■ The exercise ■
Pick out each line of the records that includes the string "have", and copy it.

** Begin Data in this exercise **

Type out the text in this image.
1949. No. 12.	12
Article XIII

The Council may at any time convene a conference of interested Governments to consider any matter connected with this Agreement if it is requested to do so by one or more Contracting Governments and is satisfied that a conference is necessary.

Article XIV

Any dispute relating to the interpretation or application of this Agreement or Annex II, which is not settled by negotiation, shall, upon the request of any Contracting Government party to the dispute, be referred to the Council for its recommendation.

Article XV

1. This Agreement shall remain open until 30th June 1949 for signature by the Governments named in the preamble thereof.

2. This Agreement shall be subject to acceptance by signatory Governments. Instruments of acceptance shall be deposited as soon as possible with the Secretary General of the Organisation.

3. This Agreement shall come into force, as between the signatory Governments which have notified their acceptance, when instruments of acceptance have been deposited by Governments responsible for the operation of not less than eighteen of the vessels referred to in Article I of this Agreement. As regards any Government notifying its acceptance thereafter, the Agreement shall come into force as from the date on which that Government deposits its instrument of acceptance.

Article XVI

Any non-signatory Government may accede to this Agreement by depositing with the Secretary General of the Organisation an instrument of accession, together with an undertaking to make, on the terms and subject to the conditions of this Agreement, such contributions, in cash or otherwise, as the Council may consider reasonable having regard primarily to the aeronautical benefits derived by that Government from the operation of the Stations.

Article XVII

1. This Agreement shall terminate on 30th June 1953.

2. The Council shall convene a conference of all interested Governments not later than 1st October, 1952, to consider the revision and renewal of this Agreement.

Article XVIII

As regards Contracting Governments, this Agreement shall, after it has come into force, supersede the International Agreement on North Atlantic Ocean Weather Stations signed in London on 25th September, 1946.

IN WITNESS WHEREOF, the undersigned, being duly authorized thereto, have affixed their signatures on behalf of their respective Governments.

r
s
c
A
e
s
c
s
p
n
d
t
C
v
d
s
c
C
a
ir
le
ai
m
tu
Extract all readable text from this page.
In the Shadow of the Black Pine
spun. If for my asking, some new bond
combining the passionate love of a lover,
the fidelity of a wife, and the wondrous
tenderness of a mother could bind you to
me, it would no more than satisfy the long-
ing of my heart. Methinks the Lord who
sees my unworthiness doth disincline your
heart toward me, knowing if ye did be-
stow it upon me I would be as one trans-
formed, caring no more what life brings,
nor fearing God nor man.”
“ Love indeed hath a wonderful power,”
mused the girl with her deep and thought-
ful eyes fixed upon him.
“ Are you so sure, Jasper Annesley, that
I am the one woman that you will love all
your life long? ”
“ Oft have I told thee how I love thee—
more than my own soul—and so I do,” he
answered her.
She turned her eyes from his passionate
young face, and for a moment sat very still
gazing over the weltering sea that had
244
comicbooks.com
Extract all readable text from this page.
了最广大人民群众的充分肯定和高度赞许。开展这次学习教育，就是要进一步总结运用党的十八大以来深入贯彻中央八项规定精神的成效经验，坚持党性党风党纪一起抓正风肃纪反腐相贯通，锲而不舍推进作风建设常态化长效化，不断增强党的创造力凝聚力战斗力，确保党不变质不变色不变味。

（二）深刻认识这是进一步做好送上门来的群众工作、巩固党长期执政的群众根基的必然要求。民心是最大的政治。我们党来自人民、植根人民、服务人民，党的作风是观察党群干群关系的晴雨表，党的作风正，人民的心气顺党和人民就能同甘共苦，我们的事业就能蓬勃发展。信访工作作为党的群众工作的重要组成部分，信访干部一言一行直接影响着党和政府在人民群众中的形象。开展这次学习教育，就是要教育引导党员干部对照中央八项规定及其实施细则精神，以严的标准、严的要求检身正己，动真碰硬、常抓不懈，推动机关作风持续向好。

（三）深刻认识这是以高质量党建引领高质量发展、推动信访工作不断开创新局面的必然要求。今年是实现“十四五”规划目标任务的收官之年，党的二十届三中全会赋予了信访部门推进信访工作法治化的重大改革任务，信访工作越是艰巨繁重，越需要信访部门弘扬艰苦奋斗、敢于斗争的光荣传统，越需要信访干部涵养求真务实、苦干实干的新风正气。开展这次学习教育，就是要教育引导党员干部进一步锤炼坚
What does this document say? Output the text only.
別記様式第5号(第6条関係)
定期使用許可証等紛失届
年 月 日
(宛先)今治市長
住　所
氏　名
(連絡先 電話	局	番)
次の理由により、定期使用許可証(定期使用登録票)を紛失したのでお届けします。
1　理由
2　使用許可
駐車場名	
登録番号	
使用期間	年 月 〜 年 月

** End Data in this exercise **

■ Task result ■
3. This Agreement shall come into force, as between the signatory Governments which have notified their acceptance, when instruments of acceptance have been deposited by Governments responsible for the operation of not less than eighteen of the vessels referred to in Article I of this Agreement. As regards any Government notifying its acceptance thereafter, the Agreement shall come into force as from the date on which that Government deposits its instrument of acceptance.
IN WITNESS WHEREOF, the undersigned, being duly authorized thereto, have affixed their signatures on behalf of their respective Governments.
“ Oft have I told thee how I love thee—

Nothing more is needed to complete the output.